Instruction
Write out the material exactly, with the pictures left out.
***** Exercise materials *****
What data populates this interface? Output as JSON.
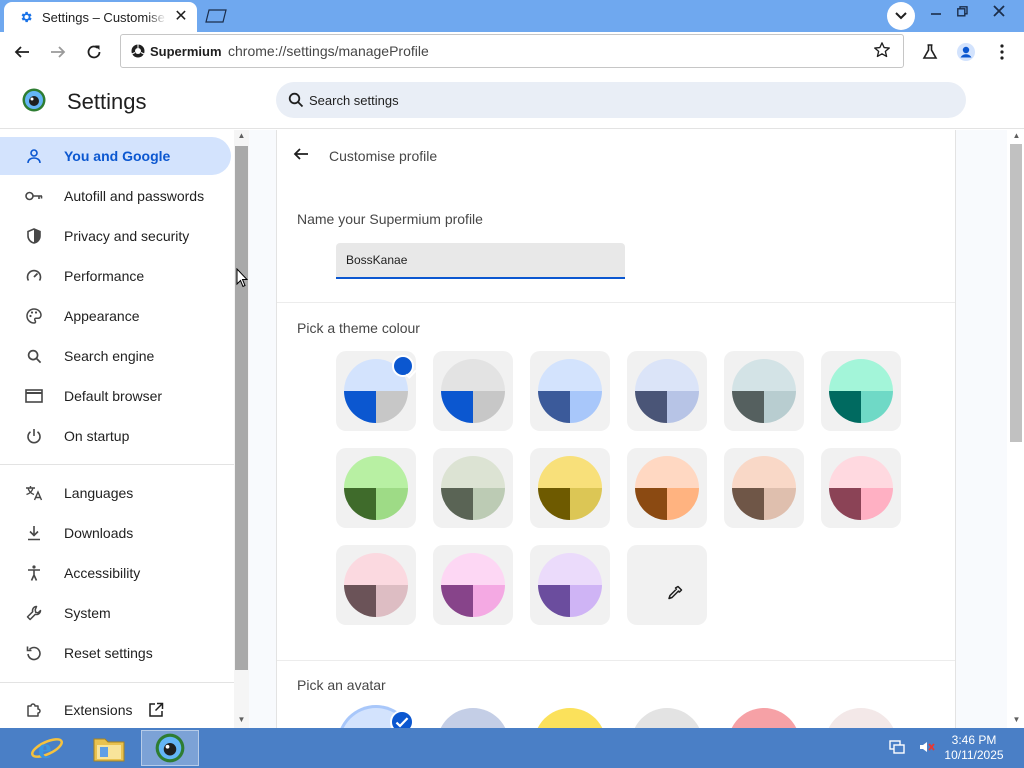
{
  "browser": {
    "tab_title": "Settings – Customise profile",
    "site_chip": "Supermium",
    "url": "chrome://settings/manageProfile"
  },
  "settings": {
    "title": "Settings",
    "search_placeholder": "Search settings",
    "nav": [
      {
        "label": "You and Google",
        "icon": "person-icon",
        "active": true
      },
      {
        "label": "Autofill and passwords",
        "icon": "key-icon"
      },
      {
        "label": "Privacy and security",
        "icon": "shield-icon"
      },
      {
        "label": "Performance",
        "icon": "speedometer-icon"
      },
      {
        "label": "Appearance",
        "icon": "palette-icon"
      },
      {
        "label": "Search engine",
        "icon": "search-icon"
      },
      {
        "label": "Default browser",
        "icon": "browser-window-icon"
      },
      {
        "label": "On startup",
        "icon": "power-icon"
      },
      {
        "label": "Languages",
        "icon": "translate-icon"
      },
      {
        "label": "Downloads",
        "icon": "download-icon"
      },
      {
        "label": "Accessibility",
        "icon": "accessibility-icon"
      },
      {
        "label": "System",
        "icon": "wrench-icon"
      },
      {
        "label": "Reset settings",
        "icon": "reset-icon"
      },
      {
        "label": "Extensions",
        "icon": "puzzle-icon"
      }
    ]
  },
  "profile": {
    "heading": "Customise profile",
    "name_label": "Name your Supermium profile",
    "name_value": "BossKanae",
    "theme_label": "Pick a theme colour",
    "avatar_label": "Pick an avatar",
    "themes": [
      {
        "top": "#d3e3fd",
        "left": "#0b57d0",
        "right": "#c7c7c7",
        "selected": true
      },
      {
        "top": "#e3e3e3",
        "left": "#0b57d0",
        "right": "#c7c7c7"
      },
      {
        "top": "#d3e3fd",
        "left": "#3b5a9a",
        "right": "#a8c7fa"
      },
      {
        "top": "#dbe4f8",
        "left": "#4a5577",
        "right": "#b7c4e6"
      },
      {
        "top": "#d3e3e6",
        "left": "#55605f",
        "right": "#b8cdd0"
      },
      {
        "top": "#a3f5d9",
        "left": "#006a60",
        "right": "#6fd9c6"
      },
      {
        "top": "#b8f0a3",
        "left": "#3f6b2b",
        "right": "#9edb86"
      },
      {
        "top": "#dce3d3",
        "left": "#5a6455",
        "right": "#bccbb4"
      },
      {
        "top": "#f8e07a",
        "left": "#6e5a00",
        "right": "#dcc655"
      },
      {
        "top": "#ffd8c2",
        "left": "#8b4a12",
        "right": "#ffb380"
      },
      {
        "top": "#f9d8c7",
        "left": "#6f5647",
        "right": "#dfbfae"
      },
      {
        "top": "#ffd9e0",
        "left": "#8b4356",
        "right": "#ffb0c3"
      },
      {
        "top": "#fbd9e0",
        "left": "#6b5358",
        "right": "#ddbdc3"
      },
      {
        "top": "#fdd7f4",
        "left": "#87448a",
        "right": "#f4a9e3"
      },
      {
        "top": "#ebdbfb",
        "left": "#6b4d9e",
        "right": "#cfb4f5"
      }
    ],
    "custom_theme_icon": "eyedropper-icon",
    "avatars": [
      {
        "color": "#d3e3fd",
        "selected": true
      },
      {
        "color": "#c4cee6"
      },
      {
        "color": "#fbe15b"
      },
      {
        "color": "#e3e3e3"
      },
      {
        "color": "#f6a1a6"
      },
      {
        "color": "#f3e8e8"
      }
    ]
  },
  "taskbar": {
    "apps": [
      "internet-explorer-icon",
      "file-explorer-icon",
      "supermium-icon"
    ],
    "time": "3:46 PM",
    "date": "10/11/2025"
  },
  "colors": {
    "accent": "#0b57d0",
    "active_nav_bg": "#d3e3fd",
    "titlebar": "#6fa8ef",
    "taskbar": "#4a7fc6"
  }
}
*****
The completed task
What data populates this interface? Output as JSON.
{
  "browser": {
    "tab_title": "Settings – Customise profile",
    "site_chip": "Supermium",
    "url": "chrome://settings/manageProfile"
  },
  "settings": {
    "title": "Settings",
    "search_placeholder": "Search settings",
    "nav": [
      {
        "label": "You and Google",
        "icon": "person-icon",
        "active": true
      },
      {
        "label": "Autofill and passwords",
        "icon": "key-icon"
      },
      {
        "label": "Privacy and security",
        "icon": "shield-icon"
      },
      {
        "label": "Performance",
        "icon": "speedometer-icon"
      },
      {
        "label": "Appearance",
        "icon": "palette-icon"
      },
      {
        "label": "Search engine",
        "icon": "search-icon"
      },
      {
        "label": "Default browser",
        "icon": "browser-window-icon"
      },
      {
        "label": "On startup",
        "icon": "power-icon"
      },
      {
        "label": "Languages",
        "icon": "translate-icon"
      },
      {
        "label": "Downloads",
        "icon": "download-icon"
      },
      {
        "label": "Accessibility",
        "icon": "accessibility-icon"
      },
      {
        "label": "System",
        "icon": "wrench-icon"
      },
      {
        "label": "Reset settings",
        "icon": "reset-icon"
      },
      {
        "label": "Extensions",
        "icon": "puzzle-icon"
      }
    ]
  },
  "profile": {
    "heading": "Customise profile",
    "name_label": "Name your Supermium profile",
    "name_value": "BossKanae",
    "theme_label": "Pick a theme colour",
    "avatar_label": "Pick an avatar",
    "themes": [
      {
        "top": "#d3e3fd",
        "left": "#0b57d0",
        "right": "#c7c7c7",
        "selected": true
      },
      {
        "top": "#e3e3e3",
        "left": "#0b57d0",
        "right": "#c7c7c7"
      },
      {
        "top": "#d3e3fd",
        "left": "#3b5a9a",
        "right": "#a8c7fa"
      },
      {
        "top": "#dbe4f8",
        "left": "#4a5577",
        "right": "#b7c4e6"
      },
      {
        "top": "#d3e3e6",
        "left": "#55605f",
        "right": "#b8cdd0"
      },
      {
        "top": "#a3f5d9",
        "left": "#006a60",
        "right": "#6fd9c6"
      },
      {
        "top": "#b8f0a3",
        "left": "#3f6b2b",
        "right": "#9edb86"
      },
      {
        "top": "#dce3d3",
        "left": "#5a6455",
        "right": "#bccbb4"
      },
      {
        "top": "#f8e07a",
        "left": "#6e5a00",
        "right": "#dcc655"
      },
      {
        "top": "#ffd8c2",
        "left": "#8b4a12",
        "right": "#ffb380"
      },
      {
        "top": "#f9d8c7",
        "left": "#6f5647",
        "right": "#dfbfae"
      },
      {
        "top": "#ffd9e0",
        "left": "#8b4356",
        "right": "#ffb0c3"
      },
      {
        "top": "#fbd9e0",
        "left": "#6b5358",
        "right": "#ddbdc3"
      },
      {
        "top": "#fdd7f4",
        "left": "#87448a",
        "right": "#f4a9e3"
      },
      {
        "top": "#ebdbfb",
        "left": "#6b4d9e",
        "right": "#cfb4f5"
      }
    ],
    "custom_theme_icon": "eyedropper-icon",
    "avatars": [
      {
        "color": "#d3e3fd",
        "selected": true
      },
      {
        "color": "#c4cee6"
      },
      {
        "color": "#fbe15b"
      },
      {
        "color": "#e3e3e3"
      },
      {
        "color": "#f6a1a6"
      },
      {
        "color": "#f3e8e8"
      }
    ]
  },
  "taskbar": {
    "apps": [
      "internet-explorer-icon",
      "file-explorer-icon",
      "supermium-icon"
    ],
    "time": "3:46 PM",
    "date": "10/11/2025"
  },
  "colors": {
    "accent": "#0b57d0",
    "active_nav_bg": "#d3e3fd",
    "titlebar": "#6fa8ef",
    "taskbar": "#4a7fc6"
  }
}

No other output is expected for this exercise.